Figure collection entries

-- begin --

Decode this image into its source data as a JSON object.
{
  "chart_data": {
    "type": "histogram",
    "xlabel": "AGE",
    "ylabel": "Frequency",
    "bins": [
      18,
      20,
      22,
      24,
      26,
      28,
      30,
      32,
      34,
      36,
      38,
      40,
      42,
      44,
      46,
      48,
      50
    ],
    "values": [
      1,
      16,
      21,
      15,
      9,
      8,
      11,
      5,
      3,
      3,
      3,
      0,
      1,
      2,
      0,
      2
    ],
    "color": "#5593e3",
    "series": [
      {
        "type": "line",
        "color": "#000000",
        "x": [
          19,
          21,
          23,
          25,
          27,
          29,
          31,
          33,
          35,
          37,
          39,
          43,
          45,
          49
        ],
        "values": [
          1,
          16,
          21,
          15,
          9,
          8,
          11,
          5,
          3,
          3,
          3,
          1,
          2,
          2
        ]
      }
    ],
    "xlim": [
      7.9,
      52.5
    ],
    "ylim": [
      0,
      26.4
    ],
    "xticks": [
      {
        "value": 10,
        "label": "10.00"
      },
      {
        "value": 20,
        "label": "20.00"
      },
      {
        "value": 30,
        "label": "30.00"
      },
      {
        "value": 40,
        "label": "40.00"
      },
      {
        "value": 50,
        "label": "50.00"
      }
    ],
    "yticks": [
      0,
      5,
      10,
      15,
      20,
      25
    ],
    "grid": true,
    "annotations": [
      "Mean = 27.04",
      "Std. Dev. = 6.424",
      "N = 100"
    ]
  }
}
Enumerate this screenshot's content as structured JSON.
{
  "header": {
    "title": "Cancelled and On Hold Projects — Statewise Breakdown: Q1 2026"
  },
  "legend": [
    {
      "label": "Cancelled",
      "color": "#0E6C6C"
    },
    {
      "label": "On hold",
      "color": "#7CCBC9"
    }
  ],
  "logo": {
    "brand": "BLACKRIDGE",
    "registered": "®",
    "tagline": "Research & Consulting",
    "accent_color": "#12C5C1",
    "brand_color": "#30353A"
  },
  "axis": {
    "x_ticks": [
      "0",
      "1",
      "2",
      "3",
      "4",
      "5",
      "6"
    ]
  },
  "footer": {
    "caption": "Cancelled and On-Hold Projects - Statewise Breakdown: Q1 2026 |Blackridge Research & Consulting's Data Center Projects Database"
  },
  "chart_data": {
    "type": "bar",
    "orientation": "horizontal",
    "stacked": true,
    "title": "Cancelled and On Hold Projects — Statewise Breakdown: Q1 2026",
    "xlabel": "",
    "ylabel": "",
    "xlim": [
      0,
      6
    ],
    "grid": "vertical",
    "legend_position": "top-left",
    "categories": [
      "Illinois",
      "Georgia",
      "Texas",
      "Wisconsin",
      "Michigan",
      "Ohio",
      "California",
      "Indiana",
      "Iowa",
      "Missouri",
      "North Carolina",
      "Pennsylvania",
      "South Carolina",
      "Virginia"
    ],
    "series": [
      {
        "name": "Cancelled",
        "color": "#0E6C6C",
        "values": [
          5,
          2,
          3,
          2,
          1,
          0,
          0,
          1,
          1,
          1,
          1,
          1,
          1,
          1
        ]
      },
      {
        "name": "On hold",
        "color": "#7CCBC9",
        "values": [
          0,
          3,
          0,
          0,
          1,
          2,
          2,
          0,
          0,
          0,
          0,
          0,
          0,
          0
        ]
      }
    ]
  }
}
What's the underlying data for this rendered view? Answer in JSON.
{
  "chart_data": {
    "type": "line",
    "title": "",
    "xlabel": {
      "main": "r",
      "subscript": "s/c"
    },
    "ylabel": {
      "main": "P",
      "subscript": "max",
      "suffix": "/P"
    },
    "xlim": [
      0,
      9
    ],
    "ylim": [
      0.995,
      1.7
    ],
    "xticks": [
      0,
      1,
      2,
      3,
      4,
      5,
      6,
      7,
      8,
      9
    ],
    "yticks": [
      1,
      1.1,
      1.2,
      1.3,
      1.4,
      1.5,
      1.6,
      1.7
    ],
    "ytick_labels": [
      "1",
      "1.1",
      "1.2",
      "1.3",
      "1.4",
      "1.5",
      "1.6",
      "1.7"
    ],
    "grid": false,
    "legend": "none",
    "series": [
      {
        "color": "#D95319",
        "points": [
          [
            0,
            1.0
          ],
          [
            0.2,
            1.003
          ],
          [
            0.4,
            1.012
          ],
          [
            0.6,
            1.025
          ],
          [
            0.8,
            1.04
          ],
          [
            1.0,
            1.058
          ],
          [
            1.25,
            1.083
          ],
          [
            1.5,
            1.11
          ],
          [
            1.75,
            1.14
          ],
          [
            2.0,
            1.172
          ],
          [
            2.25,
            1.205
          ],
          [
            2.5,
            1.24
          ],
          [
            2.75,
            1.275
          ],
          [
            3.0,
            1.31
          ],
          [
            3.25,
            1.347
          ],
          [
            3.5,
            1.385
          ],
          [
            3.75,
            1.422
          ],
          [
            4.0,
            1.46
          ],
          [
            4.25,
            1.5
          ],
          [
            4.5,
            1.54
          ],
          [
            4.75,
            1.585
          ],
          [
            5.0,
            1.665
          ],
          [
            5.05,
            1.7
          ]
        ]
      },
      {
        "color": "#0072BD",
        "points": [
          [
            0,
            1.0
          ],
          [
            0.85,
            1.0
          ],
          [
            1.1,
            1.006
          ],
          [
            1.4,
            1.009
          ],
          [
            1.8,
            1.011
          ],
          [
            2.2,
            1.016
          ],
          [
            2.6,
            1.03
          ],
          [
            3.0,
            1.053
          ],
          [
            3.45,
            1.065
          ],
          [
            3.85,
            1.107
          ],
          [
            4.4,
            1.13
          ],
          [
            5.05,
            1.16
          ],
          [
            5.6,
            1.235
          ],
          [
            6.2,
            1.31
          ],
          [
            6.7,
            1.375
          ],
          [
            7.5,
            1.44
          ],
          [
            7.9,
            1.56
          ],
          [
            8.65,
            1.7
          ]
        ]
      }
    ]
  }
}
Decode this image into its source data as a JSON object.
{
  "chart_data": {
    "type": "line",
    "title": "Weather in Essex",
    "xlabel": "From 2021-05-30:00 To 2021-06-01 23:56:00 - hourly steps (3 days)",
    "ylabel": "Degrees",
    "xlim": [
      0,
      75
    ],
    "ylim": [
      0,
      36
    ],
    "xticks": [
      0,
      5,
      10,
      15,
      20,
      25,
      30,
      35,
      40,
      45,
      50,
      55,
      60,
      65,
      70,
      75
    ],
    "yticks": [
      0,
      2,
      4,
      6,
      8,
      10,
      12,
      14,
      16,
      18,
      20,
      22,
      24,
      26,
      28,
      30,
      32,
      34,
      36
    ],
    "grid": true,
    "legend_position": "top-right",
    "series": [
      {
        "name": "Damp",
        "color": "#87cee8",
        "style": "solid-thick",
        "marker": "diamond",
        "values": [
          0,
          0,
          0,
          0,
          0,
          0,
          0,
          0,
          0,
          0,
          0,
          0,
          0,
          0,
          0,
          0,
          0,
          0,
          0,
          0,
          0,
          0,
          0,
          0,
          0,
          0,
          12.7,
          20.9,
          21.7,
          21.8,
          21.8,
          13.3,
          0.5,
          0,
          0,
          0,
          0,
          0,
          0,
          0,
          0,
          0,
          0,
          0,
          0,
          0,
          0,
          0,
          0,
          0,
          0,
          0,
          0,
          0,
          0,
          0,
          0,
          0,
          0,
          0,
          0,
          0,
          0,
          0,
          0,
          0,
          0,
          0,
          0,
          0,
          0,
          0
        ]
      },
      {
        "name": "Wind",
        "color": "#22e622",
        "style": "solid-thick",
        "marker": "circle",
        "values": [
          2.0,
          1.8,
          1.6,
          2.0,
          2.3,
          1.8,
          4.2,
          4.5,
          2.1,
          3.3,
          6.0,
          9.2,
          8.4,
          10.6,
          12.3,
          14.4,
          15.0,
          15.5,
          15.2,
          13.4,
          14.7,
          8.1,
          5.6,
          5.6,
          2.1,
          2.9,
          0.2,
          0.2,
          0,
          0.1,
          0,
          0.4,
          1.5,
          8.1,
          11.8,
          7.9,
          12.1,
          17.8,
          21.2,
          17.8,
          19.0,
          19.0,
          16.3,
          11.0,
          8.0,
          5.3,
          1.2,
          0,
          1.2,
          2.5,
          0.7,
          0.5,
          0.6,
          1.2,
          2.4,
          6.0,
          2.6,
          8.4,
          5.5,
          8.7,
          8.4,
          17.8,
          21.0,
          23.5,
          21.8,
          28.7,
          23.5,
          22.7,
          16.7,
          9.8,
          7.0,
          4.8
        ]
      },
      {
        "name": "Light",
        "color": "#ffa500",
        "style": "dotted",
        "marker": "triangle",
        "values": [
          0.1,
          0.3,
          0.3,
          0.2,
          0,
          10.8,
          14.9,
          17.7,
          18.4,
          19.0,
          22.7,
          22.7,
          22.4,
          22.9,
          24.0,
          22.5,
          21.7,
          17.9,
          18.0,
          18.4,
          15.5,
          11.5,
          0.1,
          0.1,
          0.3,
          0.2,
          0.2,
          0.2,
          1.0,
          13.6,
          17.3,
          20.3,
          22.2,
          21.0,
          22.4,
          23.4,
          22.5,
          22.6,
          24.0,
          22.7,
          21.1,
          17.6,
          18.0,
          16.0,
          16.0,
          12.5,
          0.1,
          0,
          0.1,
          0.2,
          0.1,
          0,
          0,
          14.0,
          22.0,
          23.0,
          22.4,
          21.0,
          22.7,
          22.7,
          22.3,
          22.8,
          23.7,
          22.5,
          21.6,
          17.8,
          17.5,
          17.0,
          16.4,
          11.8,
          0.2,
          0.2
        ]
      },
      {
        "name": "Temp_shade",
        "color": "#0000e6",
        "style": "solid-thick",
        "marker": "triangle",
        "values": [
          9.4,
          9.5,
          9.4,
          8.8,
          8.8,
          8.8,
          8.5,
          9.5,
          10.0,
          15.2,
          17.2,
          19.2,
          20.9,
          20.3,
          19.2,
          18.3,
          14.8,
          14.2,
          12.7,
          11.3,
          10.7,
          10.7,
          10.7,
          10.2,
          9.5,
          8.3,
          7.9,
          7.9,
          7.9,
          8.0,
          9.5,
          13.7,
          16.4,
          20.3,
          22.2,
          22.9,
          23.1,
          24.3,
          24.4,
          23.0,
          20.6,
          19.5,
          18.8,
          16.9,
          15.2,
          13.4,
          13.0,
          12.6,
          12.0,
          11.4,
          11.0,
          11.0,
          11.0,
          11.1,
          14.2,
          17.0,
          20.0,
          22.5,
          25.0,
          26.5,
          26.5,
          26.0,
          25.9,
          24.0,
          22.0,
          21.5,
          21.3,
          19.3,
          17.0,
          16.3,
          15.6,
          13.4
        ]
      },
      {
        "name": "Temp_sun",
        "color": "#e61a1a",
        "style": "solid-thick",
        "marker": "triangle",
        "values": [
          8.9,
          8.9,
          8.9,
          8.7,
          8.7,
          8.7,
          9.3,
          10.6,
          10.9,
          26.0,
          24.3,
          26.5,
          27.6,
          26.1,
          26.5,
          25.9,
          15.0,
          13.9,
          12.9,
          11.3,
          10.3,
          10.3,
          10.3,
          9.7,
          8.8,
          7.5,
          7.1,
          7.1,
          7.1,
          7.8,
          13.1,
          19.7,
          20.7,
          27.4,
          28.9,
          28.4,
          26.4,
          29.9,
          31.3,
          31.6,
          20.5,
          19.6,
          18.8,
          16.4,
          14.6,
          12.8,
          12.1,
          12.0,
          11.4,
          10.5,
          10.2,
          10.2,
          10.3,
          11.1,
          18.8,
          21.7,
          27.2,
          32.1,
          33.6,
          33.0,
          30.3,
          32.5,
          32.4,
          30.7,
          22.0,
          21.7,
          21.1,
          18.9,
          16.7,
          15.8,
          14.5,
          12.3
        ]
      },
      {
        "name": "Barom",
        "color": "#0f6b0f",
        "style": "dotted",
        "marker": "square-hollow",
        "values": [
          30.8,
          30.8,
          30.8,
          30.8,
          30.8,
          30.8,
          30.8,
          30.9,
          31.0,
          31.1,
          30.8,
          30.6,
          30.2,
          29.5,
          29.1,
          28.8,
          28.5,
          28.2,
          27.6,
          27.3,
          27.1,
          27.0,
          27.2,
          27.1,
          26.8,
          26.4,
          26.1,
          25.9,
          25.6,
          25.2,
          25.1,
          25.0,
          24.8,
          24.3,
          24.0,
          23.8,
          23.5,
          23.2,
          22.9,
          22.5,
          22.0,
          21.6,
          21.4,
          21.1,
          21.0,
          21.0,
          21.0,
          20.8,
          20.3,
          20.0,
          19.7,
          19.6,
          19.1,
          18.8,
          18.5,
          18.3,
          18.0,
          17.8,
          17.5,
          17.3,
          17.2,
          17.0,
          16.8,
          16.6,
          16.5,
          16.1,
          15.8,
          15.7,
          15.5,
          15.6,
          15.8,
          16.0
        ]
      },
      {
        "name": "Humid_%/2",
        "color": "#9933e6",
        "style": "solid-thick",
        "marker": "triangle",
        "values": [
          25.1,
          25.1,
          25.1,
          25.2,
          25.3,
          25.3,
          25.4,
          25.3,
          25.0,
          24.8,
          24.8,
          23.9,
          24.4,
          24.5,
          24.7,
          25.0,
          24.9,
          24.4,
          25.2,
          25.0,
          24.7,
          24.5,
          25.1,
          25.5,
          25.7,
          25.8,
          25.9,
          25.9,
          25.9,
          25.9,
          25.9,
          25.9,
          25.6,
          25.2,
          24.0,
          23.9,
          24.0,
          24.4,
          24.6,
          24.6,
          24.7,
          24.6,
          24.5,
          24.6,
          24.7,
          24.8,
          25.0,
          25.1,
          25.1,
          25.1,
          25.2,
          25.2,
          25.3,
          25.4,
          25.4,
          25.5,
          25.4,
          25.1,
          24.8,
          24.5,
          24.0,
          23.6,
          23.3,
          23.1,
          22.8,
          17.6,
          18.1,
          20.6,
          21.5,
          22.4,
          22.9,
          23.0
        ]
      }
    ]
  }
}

-- end --

EXERCISE REQUIREMENTS »
Look through the material above and pick out each line holding the word "Breakdown".

RESULT OF THIS TASK »
    "title": "Cancelled and On Hold Projects — Statewise Breakdown: Q1 2026"
    "caption": "Cancelled and On-Hold Projects - Statewise Breakdown: Q1 2026 |Blackridge Research & Consulting's Data Center Projects Database"
    "title": "Cancelled and On Hold Projects — Statewise Breakdown: Q1 2026",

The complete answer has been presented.